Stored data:

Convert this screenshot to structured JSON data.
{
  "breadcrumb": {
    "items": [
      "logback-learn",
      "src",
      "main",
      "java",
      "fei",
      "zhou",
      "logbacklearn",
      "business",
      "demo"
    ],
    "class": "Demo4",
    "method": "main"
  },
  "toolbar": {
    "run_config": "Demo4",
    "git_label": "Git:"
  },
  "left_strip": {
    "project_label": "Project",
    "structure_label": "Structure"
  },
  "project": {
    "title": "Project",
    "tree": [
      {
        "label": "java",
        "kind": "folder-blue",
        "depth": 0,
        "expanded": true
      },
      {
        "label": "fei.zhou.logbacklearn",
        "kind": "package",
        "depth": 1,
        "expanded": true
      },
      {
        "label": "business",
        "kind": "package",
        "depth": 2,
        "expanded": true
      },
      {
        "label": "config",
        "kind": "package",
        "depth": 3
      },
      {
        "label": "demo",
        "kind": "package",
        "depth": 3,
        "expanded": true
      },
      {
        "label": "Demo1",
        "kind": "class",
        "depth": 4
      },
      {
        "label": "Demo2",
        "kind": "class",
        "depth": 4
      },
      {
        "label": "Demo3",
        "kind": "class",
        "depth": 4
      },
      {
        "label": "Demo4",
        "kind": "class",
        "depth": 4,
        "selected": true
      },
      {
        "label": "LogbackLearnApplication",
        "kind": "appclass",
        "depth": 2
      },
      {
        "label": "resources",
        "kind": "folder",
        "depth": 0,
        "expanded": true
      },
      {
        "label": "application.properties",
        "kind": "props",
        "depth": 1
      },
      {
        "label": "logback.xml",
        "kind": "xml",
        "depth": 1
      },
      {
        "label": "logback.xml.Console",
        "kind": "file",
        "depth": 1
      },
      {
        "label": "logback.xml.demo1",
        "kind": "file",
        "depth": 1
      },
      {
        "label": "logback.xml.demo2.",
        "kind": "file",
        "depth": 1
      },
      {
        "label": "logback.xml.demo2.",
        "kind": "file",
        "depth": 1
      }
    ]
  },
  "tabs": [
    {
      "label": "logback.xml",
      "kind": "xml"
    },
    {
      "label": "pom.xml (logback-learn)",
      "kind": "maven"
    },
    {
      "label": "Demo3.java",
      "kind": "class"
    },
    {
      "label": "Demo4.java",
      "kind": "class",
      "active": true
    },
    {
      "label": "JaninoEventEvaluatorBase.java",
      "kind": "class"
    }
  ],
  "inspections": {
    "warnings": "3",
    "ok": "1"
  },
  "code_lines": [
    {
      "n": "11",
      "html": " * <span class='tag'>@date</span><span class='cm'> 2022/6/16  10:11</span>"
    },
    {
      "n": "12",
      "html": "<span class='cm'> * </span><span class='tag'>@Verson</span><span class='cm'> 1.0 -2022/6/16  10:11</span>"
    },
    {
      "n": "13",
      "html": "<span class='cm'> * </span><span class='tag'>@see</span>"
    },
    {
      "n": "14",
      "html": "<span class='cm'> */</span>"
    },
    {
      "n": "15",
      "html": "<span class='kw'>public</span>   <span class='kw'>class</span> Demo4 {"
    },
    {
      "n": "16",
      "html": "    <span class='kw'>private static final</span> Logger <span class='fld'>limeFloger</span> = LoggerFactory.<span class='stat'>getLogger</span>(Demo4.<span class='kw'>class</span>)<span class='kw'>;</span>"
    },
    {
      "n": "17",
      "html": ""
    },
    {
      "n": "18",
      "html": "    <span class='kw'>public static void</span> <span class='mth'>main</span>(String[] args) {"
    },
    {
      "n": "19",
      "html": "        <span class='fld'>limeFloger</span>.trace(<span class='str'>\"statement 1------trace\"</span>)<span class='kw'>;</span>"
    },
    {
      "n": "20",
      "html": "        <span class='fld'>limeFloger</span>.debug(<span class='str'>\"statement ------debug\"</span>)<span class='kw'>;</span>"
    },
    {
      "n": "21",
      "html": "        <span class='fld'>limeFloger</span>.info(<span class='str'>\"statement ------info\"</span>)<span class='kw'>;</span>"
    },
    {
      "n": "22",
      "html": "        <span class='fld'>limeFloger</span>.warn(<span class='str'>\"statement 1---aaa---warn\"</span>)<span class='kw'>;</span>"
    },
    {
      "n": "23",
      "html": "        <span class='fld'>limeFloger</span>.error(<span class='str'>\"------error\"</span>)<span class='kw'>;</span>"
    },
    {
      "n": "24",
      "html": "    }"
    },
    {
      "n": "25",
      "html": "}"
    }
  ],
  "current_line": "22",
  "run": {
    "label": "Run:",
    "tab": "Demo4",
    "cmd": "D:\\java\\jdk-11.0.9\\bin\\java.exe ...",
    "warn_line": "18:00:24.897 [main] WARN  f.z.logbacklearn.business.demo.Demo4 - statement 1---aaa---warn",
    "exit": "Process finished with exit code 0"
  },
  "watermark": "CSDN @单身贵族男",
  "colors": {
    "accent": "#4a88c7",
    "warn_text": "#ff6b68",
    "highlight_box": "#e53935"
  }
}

Exercise goal — Copy out all of the records shown above exactly.

Reply to the exercise —
Convert this screenshot to structured JSON data.
{
  "breadcrumb": {
    "items": [
      "logback-learn",
      "src",
      "main",
      "java",
      "fei",
      "zhou",
      "logbacklearn",
      "business",
      "demo"
    ],
    "class": "Demo4",
    "method": "main"
  },
  "toolbar": {
    "run_config": "Demo4",
    "git_label": "Git:"
  },
  "left_strip": {
    "project_label": "Project",
    "structure_label": "Structure"
  },
  "project": {
    "title": "Project",
    "tree": [
      {
        "label": "java",
        "kind": "folder-blue",
        "depth": 0,
        "expanded": true
      },
      {
        "label": "fei.zhou.logbacklearn",
        "kind": "package",
        "depth": 1,
        "expanded": true
      },
      {
        "label": "business",
        "kind": "package",
        "depth": 2,
        "expanded": true
      },
      {
        "label": "config",
        "kind": "package",
        "depth": 3
      },
      {
        "label": "demo",
        "kind": "package",
        "depth": 3,
        "expanded": true
      },
      {
        "label": "Demo1",
        "kind": "class",
        "depth": 4
      },
      {
        "label": "Demo2",
        "kind": "class",
        "depth": 4
      },
      {
        "label": "Demo3",
        "kind": "class",
        "depth": 4
      },
      {
        "label": "Demo4",
        "kind": "class",
        "depth": 4,
        "selected": true
      },
      {
        "label": "LogbackLearnApplication",
        "kind": "appclass",
        "depth": 2
      },
      {
        "label": "resources",
        "kind": "folder",
        "depth": 0,
        "expanded": true
      },
      {
        "label": "application.properties",
        "kind": "props",
        "depth": 1
      },
      {
        "label": "logback.xml",
        "kind": "xml",
        "depth": 1
      },
      {
        "label": "logback.xml.Console",
        "kind": "file",
        "depth": 1
      },
      {
        "label": "logback.xml.demo1",
        "kind": "file",
        "depth": 1
      },
      {
        "label": "logback.xml.demo2.",
        "kind": "file",
        "depth": 1
      },
      {
        "label": "logback.xml.demo2.",
        "kind": "file",
        "depth": 1
      }
    ]
  },
  "tabs": [
    {
      "label": "logback.xml",
      "kind": "xml"
    },
    {
      "label": "pom.xml (logback-learn)",
      "kind": "maven"
    },
    {
      "label": "Demo3.java",
      "kind": "class"
    },
    {
      "label": "Demo4.java",
      "kind": "class",
      "active": true
    },
    {
      "label": "JaninoEventEvaluatorBase.java",
      "kind": "class"
    }
  ],
  "inspections": {
    "warnings": "3",
    "ok": "1"
  },
  "code_lines": [
    {
      "n": "11",
      "html": " * <span class='tag'>@date</span><span class='cm'> 2022/6/16  10:11</span>"
    },
    {
      "n": "12",
      "html": "<span class='cm'> * </span><span class='tag'>@Verson</span><span class='cm'> 1.0 -2022/6/16  10:11</span>"
    },
    {
      "n": "13",
      "html": "<span class='cm'> * </span><span class='tag'>@see</span>"
    },
    {
      "n": "14",
      "html": "<span class='cm'> */</span>"
    },
    {
      "n": "15",
      "html": "<span class='kw'>public</span>   <span class='kw'>class</span> Demo4 {"
    },
    {
      "n": "16",
      "html": "    <span class='kw'>private static final</span> Logger <span class='fld'>limeFloger</span> = LoggerFactory.<span class='stat'>getLogger</span>(Demo4.<span class='kw'>class</span>)<span class='kw'>;</span>"
    },
    {
      "n": "17",
      "html": ""
    },
    {
      "n": "18",
      "html": "    <span class='kw'>public static void</span> <span class='mth'>main</span>(String[] args) {"
    },
    {
      "n": "19",
      "html": "        <span class='fld'>limeFloger</span>.trace(<span class='str'>\"statement 1------trace\"</span>)<span class='kw'>;</span>"
    },
    {
      "n": "20",
      "html": "        <span class='fld'>limeFloger</span>.debug(<span class='str'>\"statement ------debug\"</span>)<span class='kw'>;</span>"
    },
    {
      "n": "21",
      "html": "        <span class='fld'>limeFloger</span>.info(<span class='str'>\"statement ------info\"</span>)<span class='kw'>;</span>"
    },
    {
      "n": "22",
      "html": "        <span class='fld'>limeFloger</span>.warn(<span class='str'>\"statement 1---aaa---warn\"</span>)<span class='kw'>;</span>"
    },
    {
      "n": "23",
      "html": "        <span class='fld'>limeFloger</span>.error(<span class='str'>\"------error\"</span>)<span class='kw'>;</span>"
    },
    {
      "n": "24",
      "html": "    }"
    },
    {
      "n": "25",
      "html": "}"
    }
  ],
  "current_line": "22",
  "run": {
    "label": "Run:",
    "tab": "Demo4",
    "cmd": "D:\\java\\jdk-11.0.9\\bin\\java.exe ...",
    "warn_line": "18:00:24.897 [main] WARN  f.z.logbacklearn.business.demo.Demo4 - statement 1---aaa---warn",
    "exit": "Process finished with exit code 0"
  },
  "watermark": "CSDN @单身贵族男",
  "colors": {
    "accent": "#4a88c7",
    "warn_text": "#ff6b68",
    "highlight_box": "#e53935"
  }
}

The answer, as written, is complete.